#### Exercise objective:
Exact repetition of every entry is required.
>> BEGIN Data section
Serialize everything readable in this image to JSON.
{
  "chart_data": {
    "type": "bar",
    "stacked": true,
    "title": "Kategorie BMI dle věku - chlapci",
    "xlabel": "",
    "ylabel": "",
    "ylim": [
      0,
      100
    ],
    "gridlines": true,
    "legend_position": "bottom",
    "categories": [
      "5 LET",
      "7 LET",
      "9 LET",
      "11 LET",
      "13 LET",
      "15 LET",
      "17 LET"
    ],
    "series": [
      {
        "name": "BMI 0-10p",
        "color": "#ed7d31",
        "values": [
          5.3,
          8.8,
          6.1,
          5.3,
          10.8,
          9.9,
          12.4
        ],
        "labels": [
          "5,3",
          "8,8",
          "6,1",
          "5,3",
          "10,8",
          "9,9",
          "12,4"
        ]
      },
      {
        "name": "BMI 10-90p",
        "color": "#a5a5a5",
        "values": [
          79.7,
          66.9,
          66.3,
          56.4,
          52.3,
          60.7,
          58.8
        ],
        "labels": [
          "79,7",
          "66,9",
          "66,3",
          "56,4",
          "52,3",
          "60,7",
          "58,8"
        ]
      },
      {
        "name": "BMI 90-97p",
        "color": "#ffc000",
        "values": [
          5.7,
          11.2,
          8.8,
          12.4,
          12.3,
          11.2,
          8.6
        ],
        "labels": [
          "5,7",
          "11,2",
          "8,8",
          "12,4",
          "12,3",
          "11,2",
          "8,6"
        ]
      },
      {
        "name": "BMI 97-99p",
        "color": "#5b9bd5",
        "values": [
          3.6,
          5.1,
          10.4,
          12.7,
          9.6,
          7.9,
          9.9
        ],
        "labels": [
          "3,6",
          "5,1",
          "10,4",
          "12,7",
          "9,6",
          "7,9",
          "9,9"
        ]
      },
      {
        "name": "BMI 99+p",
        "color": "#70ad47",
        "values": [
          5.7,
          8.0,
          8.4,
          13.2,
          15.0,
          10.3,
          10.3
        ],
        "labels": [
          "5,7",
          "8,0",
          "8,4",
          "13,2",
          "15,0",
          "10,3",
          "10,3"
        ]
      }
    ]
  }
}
>> END Data section
#### Completed task:
Serialize everything readable in this image to JSON.
{
  "chart_data": {
    "type": "bar",
    "stacked": true,
    "title": "Kategorie BMI dle věku - chlapci",
    "xlabel": "",
    "ylabel": "",
    "ylim": [
      0,
      100
    ],
    "gridlines": true,
    "legend_position": "bottom",
    "categories": [
      "5 LET",
      "7 LET",
      "9 LET",
      "11 LET",
      "13 LET",
      "15 LET",
      "17 LET"
    ],
    "series": [
      {
        "name": "BMI 0-10p",
        "color": "#ed7d31",
        "values": [
          5.3,
          8.8,
          6.1,
          5.3,
          10.8,
          9.9,
          12.4
        ],
        "labels": [
          "5,3",
          "8,8",
          "6,1",
          "5,3",
          "10,8",
          "9,9",
          "12,4"
        ]
      },
      {
        "name": "BMI 10-90p",
        "color": "#a5a5a5",
        "values": [
          79.7,
          66.9,
          66.3,
          56.4,
          52.3,
          60.7,
          58.8
        ],
        "labels": [
          "79,7",
          "66,9",
          "66,3",
          "56,4",
          "52,3",
          "60,7",
          "58,8"
        ]
      },
      {
        "name": "BMI 90-97p",
        "color": "#ffc000",
        "values": [
          5.7,
          11.2,
          8.8,
          12.4,
          12.3,
          11.2,
          8.6
        ],
        "labels": [
          "5,7",
          "11,2",
          "8,8",
          "12,4",
          "12,3",
          "11,2",
          "8,6"
        ]
      },
      {
        "name": "BMI 97-99p",
        "color": "#5b9bd5",
        "values": [
          3.6,
          5.1,
          10.4,
          12.7,
          9.6,
          7.9,
          9.9
        ],
        "labels": [
          "3,6",
          "5,1",
          "10,4",
          "12,7",
          "9,6",
          "7,9",
          "9,9"
        ]
      },
      {
        "name": "BMI 99+p",
        "color": "#70ad47",
        "values": [
          5.7,
          8.0,
          8.4,
          13.2,
          15.0,
          10.3,
          10.3
        ],
        "labels": [
          "5,7",
          "8,0",
          "8,4",
          "13,2",
          "15,0",
          "10,3",
          "10,3"
        ]
      }
    ]
  }
}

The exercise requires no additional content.